* WRITTEN TASK:
Among the entries, which lines carry the string "Camber"? Copy each of them.
— begin DATA SUPPLIED —
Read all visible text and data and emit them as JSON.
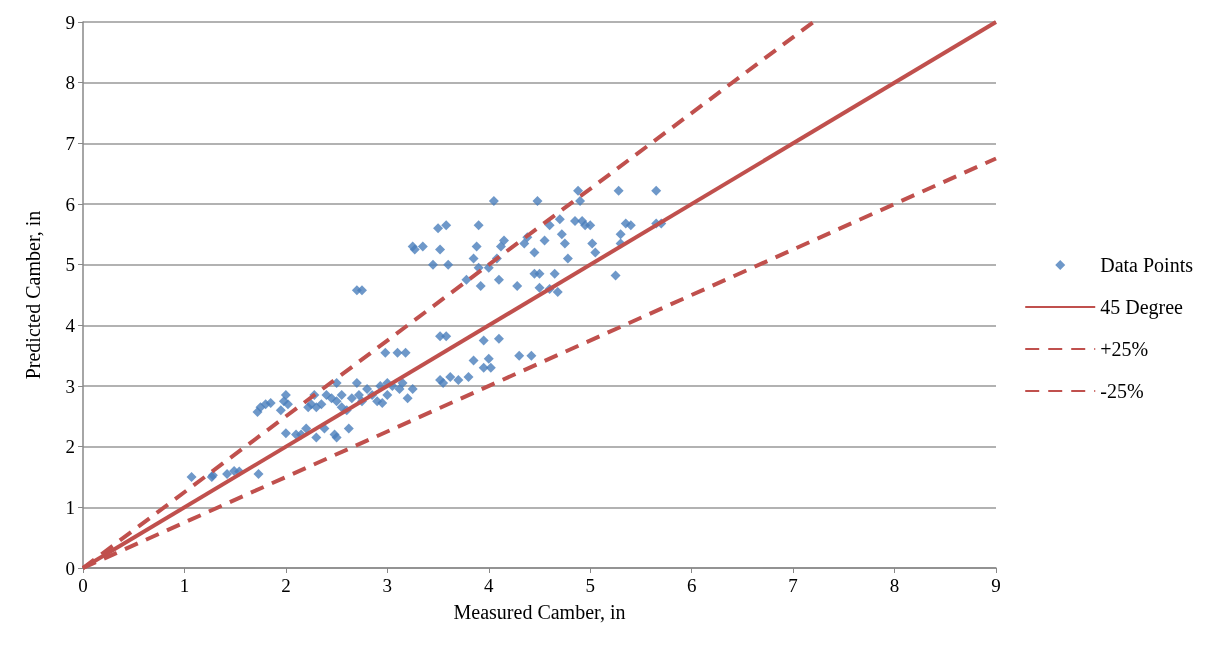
{
  "chart_data": {
    "type": "scatter",
    "xlabel": "Measured Camber, in",
    "ylabel": "Predicted Camber, in",
    "xlim": [
      0,
      9
    ],
    "ylim": [
      0,
      9
    ],
    "xticks": [
      0,
      1,
      2,
      3,
      4,
      5,
      6,
      7,
      8,
      9
    ],
    "yticks": [
      0,
      1,
      2,
      3,
      4,
      5,
      6,
      7,
      8,
      9
    ],
    "grid": "y",
    "legend": "right",
    "series": [
      {
        "name": "Data Points",
        "type": "scatter",
        "marker": "diamond",
        "color": "#4a7ebb",
        "x": [
          1.07,
          1.27,
          1.28,
          1.42,
          1.49,
          1.54,
          1.73,
          1.72,
          1.75,
          1.8,
          1.85,
          1.95,
          1.98,
          2.0,
          2.02,
          2.0,
          2.1,
          2.15,
          2.2,
          2.22,
          2.25,
          2.28,
          2.3,
          2.3,
          2.35,
          2.38,
          2.4,
          2.45,
          2.48,
          2.5,
          2.5,
          2.5,
          2.55,
          2.55,
          2.6,
          2.62,
          2.65,
          2.7,
          2.7,
          2.75,
          2.72,
          2.75,
          2.8,
          2.85,
          2.9,
          2.93,
          2.95,
          2.98,
          3.0,
          3.0,
          3.05,
          3.1,
          3.12,
          3.15,
          3.18,
          3.2,
          3.25,
          3.25,
          3.27,
          3.35,
          3.45,
          3.5,
          3.52,
          3.52,
          3.55,
          3.52,
          3.58,
          3.58,
          3.6,
          3.62,
          3.7,
          3.78,
          3.8,
          3.85,
          3.85,
          3.88,
          3.9,
          3.9,
          3.92,
          3.95,
          3.95,
          4.0,
          4.02,
          4.0,
          4.05,
          4.08,
          4.1,
          4.1,
          4.12,
          4.15,
          4.28,
          4.3,
          4.35,
          4.38,
          4.42,
          4.45,
          4.45,
          4.48,
          4.5,
          4.5,
          4.55,
          4.6,
          4.6,
          4.65,
          4.68,
          4.7,
          4.72,
          4.75,
          4.78,
          4.85,
          4.88,
          4.9,
          4.92,
          4.95,
          5.0,
          5.02,
          5.05,
          5.25,
          5.28,
          5.3,
          5.3,
          5.35,
          5.4,
          5.65,
          5.65,
          5.7
        ],
        "values": [
          1.5,
          1.5,
          1.53,
          1.55,
          1.6,
          1.59,
          1.55,
          2.57,
          2.65,
          2.7,
          2.72,
          2.6,
          2.75,
          2.85,
          2.7,
          2.22,
          2.2,
          2.2,
          2.3,
          2.65,
          2.7,
          2.85,
          2.15,
          2.65,
          2.7,
          2.3,
          2.85,
          2.8,
          2.2,
          2.15,
          2.75,
          3.05,
          2.85,
          2.65,
          2.6,
          2.3,
          2.8,
          3.05,
          4.58,
          4.58,
          2.85,
          2.75,
          2.95,
          2.85,
          2.75,
          3.0,
          2.72,
          3.55,
          3.05,
          2.85,
          3.0,
          3.55,
          2.95,
          3.05,
          3.55,
          2.8,
          2.95,
          5.3,
          5.25,
          5.3,
          5.0,
          5.6,
          5.25,
          3.1,
          3.05,
          3.82,
          3.82,
          5.65,
          5.0,
          3.15,
          3.1,
          4.75,
          3.15,
          5.1,
          3.42,
          5.3,
          5.65,
          4.95,
          4.65,
          3.3,
          3.75,
          3.45,
          3.3,
          4.95,
          6.05,
          5.1,
          4.75,
          3.78,
          5.3,
          5.4,
          4.65,
          3.5,
          5.35,
          5.45,
          3.5,
          5.2,
          4.85,
          6.05,
          4.85,
          4.62,
          5.4,
          5.65,
          4.6,
          4.85,
          4.55,
          5.75,
          5.5,
          5.35,
          5.1,
          5.72,
          6.22,
          6.05,
          5.72,
          5.65,
          5.65,
          5.35,
          5.2,
          4.82,
          6.22,
          5.5,
          5.35,
          5.68,
          5.65,
          6.22,
          5.68,
          5.68
        ]
      },
      {
        "name": "45 Degree",
        "type": "line",
        "line_style": "solid",
        "color": "#c0504d",
        "x": [
          0,
          9
        ],
        "values": [
          0,
          9
        ]
      },
      {
        "name": "+25%",
        "type": "line",
        "line_style": "dashed",
        "color": "#c0504d",
        "x": [
          0,
          7.2
        ],
        "values": [
          0,
          9
        ]
      },
      {
        "name": "-25%",
        "type": "line",
        "line_style": "dashed",
        "color": "#c0504d",
        "x": [
          0,
          9
        ],
        "values": [
          0,
          6.75
        ]
      }
    ]
  }
}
— end DATA SUPPLIED —
* ANSWER TO THIS PROBLEM:
    "xlabel": "Measured Camber, in",
    "ylabel": "Predicted Camber, in",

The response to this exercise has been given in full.